Dataset:
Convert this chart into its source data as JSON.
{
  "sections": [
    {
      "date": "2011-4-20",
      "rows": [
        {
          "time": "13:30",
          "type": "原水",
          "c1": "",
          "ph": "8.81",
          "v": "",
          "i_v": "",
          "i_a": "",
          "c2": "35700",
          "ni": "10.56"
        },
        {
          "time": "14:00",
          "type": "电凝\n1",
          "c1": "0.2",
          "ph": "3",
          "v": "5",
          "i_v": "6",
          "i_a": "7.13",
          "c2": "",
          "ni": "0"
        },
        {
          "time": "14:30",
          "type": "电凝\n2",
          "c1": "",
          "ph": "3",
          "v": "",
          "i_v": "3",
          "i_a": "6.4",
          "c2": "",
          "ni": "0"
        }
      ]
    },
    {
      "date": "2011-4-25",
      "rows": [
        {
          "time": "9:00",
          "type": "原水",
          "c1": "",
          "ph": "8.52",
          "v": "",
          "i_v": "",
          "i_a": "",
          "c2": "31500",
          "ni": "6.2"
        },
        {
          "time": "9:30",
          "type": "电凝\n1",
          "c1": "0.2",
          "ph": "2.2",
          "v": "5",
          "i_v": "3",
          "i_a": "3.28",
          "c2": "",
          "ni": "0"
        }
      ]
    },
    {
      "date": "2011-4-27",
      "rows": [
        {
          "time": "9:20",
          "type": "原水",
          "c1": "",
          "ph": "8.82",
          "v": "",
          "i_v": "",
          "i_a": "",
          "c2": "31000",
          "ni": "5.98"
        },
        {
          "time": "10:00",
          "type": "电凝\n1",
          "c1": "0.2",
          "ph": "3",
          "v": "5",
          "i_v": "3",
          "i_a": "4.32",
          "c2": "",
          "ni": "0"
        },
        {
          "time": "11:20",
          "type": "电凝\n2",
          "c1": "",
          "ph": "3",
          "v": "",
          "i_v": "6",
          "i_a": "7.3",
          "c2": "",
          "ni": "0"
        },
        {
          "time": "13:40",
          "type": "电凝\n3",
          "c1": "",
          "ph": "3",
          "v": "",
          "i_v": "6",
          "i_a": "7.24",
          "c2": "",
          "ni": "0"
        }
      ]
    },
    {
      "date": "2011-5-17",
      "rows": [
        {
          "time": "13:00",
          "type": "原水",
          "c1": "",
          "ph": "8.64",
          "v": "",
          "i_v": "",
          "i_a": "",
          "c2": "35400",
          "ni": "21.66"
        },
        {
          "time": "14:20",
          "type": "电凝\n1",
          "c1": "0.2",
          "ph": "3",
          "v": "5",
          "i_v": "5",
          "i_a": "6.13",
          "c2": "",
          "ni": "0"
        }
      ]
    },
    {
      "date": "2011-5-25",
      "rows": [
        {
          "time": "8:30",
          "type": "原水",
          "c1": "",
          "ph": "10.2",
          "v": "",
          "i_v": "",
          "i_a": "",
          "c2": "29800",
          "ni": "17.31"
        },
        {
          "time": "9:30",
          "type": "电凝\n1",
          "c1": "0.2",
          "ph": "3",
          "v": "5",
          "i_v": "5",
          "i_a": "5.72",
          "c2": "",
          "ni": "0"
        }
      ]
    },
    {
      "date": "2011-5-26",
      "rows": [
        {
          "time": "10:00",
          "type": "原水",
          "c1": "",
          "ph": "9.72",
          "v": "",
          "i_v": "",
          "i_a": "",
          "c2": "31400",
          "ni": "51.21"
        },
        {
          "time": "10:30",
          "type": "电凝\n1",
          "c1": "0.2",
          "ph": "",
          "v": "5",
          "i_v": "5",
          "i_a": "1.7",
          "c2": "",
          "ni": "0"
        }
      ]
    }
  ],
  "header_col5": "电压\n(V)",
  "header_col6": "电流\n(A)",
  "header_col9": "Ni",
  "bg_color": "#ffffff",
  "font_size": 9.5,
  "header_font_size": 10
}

What you need to do: Copy each line containing the word "date" from the data.

Output of the exercise:
      "date": "2011-4-20",
      "date": "2011-4-25",
      "date": "2011-4-27",
      "date": "2011-5-17",
      "date": "2011-5-25",
      "date": "2011-5-26",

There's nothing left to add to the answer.